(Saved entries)
▽

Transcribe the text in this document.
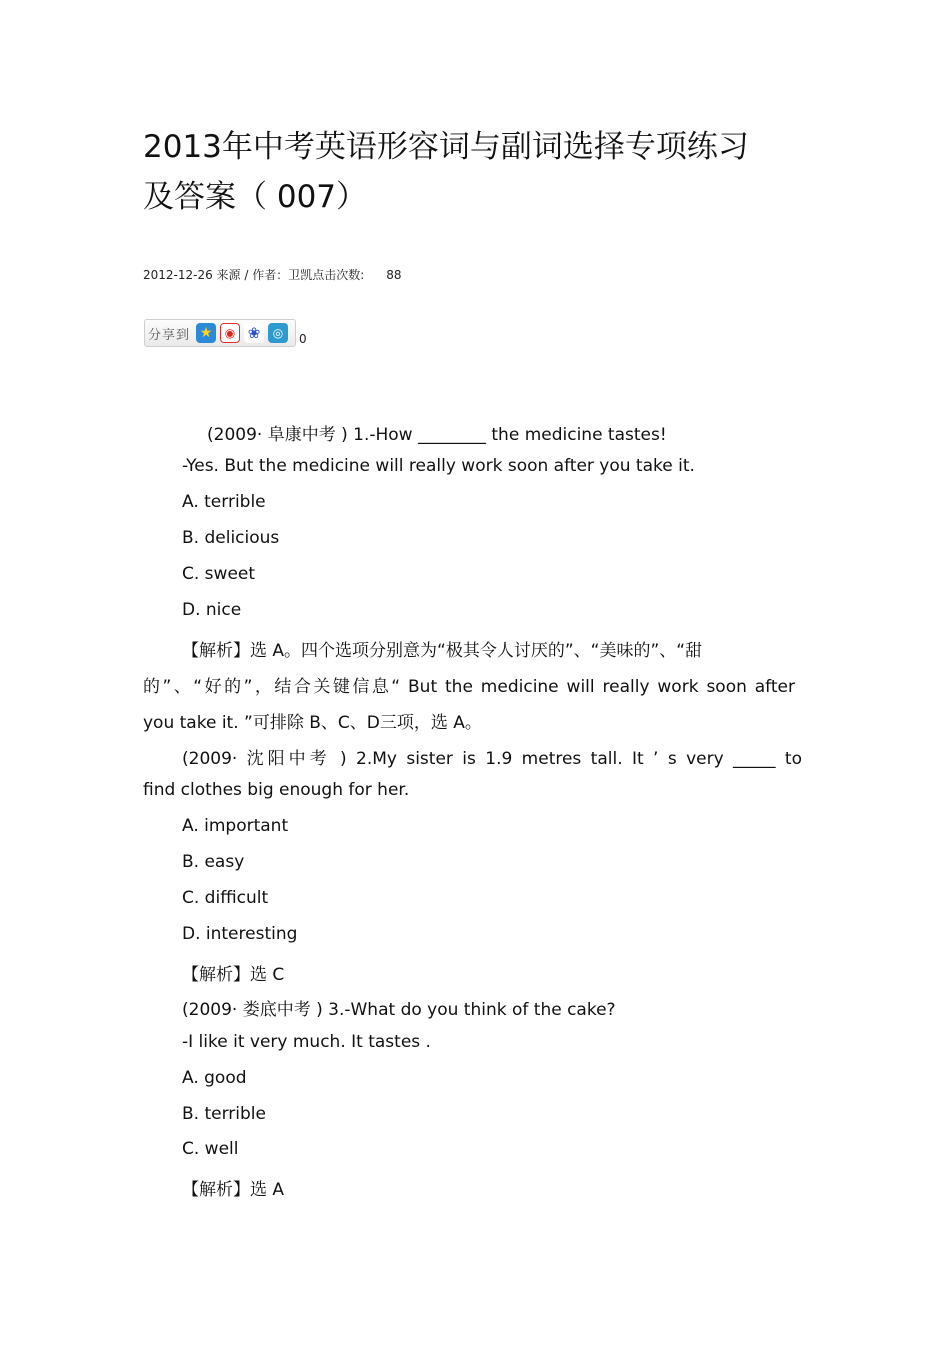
2013年中考英语形容词与副词选择专项练习
及答案（ 007）
2012-12-26 来源 / 作者：卫凯点击次数: 88
分享到 ★	◉ ❀	◎	0
(2009· 阜康中考 ) 1.-How ________ the medicine tastes!
-Yes. But the medicine will really work soon after you take it.
A. terrible
B. delicious
C. sweet
D. nice
【解析】选 A。四个选项分别意为“极其令人讨厌的”、“美味的”、“甜
的”、“好的”，结合关键信息“ But the medicine will really work soon after
you take it. ”可排除 B、C、D三项，选 A。
(2009· 沈阳中考 ) 2.My sister is 1.9 metres tall. It ’ s very _____ to
find clothes big enough for her.
A. important
B. easy
C. difficult
D. interesting
【解析】选 C
(2009· 娄底中考 ) 3.-What do you think of the cake?
-I like it very much. It tastes .
A. good
B. terrible
C. well
【解析】选 A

△

Task details: Using the data above, print every line exactly, omitting pictures.

Task answer:
Transcribe the text in this document.
2013年中考英语形容词与副词选择专项练习
及答案（ 007）
2012-12-26 来源 / 作者：卫凯点击次数: 88
分享到 ★	◉ ❀	◎	0
(2009· 阜康中考 ) 1.-How ________ the medicine tastes!
-Yes. But the medicine will really work soon after you take it.
A. terrible
B. delicious
C. sweet
D. nice
【解析】选 A。四个选项分别意为“极其令人讨厌的”、“美味的”、“甜
的”、“好的”，结合关键信息“ But the medicine will really work soon after
you take it. ”可排除 B、C、D三项，选 A。
(2009· 沈阳中考 ) 2.My sister is 1.9 metres tall. It ’ s very _____ to
find clothes big enough for her.
A. important
B. easy
C. difficult
D. interesting
【解析】选 C
(2009· 娄底中考 ) 3.-What do you think of the cake?
-I like it very much. It tastes .
A. good
B. terrible
C. well
【解析】选 A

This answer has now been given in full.